• _Task input_:
____________________

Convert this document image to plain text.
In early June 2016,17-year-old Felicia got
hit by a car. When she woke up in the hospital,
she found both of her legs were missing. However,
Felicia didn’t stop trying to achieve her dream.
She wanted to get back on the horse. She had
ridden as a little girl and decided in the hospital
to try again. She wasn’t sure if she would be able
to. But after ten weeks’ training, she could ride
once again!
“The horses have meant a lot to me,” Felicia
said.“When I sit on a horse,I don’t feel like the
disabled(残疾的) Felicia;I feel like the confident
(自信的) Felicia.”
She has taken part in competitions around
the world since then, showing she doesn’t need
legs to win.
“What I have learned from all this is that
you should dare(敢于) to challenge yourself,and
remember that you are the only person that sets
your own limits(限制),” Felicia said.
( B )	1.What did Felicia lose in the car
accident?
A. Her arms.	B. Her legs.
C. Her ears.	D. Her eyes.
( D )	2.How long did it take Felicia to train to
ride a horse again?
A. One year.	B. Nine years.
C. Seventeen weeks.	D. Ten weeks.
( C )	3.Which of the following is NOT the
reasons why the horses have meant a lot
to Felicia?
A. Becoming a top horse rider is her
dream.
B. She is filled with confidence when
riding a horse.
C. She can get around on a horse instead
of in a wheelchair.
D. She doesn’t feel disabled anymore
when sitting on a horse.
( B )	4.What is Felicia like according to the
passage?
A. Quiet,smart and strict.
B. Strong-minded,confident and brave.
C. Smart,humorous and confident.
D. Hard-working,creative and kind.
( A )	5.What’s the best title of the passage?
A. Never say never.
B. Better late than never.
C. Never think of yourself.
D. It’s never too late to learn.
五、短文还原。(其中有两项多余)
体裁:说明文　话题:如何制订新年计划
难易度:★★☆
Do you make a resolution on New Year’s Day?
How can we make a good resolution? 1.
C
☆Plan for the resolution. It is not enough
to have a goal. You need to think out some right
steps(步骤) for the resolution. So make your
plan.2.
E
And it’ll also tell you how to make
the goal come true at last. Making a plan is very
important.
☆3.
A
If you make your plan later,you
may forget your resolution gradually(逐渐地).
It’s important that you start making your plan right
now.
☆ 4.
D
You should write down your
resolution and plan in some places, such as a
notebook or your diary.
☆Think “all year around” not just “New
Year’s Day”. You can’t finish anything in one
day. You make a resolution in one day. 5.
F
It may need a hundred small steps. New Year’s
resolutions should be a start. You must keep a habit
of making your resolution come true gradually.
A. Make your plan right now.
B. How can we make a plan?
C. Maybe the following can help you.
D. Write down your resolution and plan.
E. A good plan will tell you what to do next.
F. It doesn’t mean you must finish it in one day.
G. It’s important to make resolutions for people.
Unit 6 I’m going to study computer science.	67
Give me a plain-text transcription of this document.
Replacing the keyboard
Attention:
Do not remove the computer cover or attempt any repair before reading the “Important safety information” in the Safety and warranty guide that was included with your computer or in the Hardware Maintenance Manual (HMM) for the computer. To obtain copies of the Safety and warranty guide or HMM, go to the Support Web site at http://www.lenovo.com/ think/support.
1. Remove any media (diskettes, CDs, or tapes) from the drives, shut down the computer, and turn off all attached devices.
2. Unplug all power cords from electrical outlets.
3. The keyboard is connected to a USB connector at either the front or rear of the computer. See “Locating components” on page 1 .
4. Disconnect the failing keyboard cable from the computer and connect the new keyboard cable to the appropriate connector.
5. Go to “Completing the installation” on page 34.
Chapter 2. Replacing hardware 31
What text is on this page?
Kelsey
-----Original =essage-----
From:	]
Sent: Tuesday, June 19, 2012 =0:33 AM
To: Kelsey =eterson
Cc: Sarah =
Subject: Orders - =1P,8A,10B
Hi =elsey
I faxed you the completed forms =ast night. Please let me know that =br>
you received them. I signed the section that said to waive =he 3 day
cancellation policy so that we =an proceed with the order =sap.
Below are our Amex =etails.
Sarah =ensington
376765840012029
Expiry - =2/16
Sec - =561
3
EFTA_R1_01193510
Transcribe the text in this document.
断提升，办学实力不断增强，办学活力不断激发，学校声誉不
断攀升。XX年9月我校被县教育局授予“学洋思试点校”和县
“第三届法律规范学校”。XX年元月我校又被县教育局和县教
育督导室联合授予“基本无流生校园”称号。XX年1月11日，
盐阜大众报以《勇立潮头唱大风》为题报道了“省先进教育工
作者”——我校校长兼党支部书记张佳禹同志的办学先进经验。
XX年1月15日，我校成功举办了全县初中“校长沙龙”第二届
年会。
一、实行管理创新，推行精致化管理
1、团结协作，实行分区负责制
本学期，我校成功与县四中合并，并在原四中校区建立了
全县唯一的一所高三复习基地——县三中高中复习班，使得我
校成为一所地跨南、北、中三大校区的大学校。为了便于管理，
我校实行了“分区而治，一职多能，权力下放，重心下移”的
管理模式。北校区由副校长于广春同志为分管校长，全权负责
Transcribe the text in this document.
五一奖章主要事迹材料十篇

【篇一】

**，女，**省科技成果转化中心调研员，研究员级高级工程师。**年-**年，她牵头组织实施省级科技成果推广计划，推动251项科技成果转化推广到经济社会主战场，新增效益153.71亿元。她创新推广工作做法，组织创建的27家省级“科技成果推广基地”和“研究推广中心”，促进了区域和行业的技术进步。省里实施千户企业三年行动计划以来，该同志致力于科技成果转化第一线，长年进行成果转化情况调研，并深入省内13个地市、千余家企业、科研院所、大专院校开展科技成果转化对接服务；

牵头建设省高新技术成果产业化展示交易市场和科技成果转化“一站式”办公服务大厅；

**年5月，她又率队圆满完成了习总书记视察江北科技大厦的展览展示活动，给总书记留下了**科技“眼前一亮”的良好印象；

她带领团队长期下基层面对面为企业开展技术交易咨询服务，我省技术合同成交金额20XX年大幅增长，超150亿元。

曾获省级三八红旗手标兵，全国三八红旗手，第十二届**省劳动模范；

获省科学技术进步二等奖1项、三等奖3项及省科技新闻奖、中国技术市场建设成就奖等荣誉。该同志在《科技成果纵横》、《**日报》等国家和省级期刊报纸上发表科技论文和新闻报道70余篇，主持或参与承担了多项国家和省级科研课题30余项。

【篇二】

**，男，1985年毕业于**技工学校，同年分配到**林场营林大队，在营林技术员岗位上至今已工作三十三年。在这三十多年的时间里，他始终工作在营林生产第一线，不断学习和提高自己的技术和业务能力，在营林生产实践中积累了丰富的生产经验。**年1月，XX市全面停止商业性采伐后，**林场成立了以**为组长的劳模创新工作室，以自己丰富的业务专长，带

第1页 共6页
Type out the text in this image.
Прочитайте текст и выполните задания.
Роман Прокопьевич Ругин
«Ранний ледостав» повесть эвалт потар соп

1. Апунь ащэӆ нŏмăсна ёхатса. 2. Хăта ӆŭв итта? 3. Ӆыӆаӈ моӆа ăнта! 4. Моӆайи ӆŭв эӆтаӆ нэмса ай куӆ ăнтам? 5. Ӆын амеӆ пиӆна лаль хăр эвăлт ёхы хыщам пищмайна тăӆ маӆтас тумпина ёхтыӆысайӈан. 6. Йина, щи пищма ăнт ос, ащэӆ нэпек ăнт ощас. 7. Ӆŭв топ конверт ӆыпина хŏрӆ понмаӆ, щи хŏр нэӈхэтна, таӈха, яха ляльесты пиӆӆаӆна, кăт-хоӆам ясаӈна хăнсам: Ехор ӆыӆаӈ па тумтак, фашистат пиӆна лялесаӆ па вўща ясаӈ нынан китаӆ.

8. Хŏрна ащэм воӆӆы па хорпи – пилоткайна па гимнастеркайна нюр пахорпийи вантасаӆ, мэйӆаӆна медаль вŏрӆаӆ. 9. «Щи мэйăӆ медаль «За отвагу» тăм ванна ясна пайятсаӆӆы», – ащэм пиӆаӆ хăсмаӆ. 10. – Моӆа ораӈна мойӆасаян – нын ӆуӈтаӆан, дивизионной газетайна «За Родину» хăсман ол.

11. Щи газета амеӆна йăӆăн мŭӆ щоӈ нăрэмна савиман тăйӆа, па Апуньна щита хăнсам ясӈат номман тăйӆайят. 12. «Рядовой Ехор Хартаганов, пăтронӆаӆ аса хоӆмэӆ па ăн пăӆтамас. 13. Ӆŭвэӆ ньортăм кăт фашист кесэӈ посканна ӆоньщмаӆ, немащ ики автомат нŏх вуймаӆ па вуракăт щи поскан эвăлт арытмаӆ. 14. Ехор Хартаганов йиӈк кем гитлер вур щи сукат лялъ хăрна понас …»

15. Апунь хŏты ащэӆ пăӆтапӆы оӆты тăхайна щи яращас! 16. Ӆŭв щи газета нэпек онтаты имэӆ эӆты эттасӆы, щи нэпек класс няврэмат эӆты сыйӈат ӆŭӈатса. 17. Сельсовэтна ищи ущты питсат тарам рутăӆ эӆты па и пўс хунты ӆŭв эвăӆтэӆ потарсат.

____________________

• _Goal_: Look through the data and show every line containing "page".

• _Exercise answer_:
3. The keyboard is connected to a USB connector at either the front or rear of the computer. See “Locating components” on page 1 .
5. Go to “Completing the installation” on page 34.
What text is on this page?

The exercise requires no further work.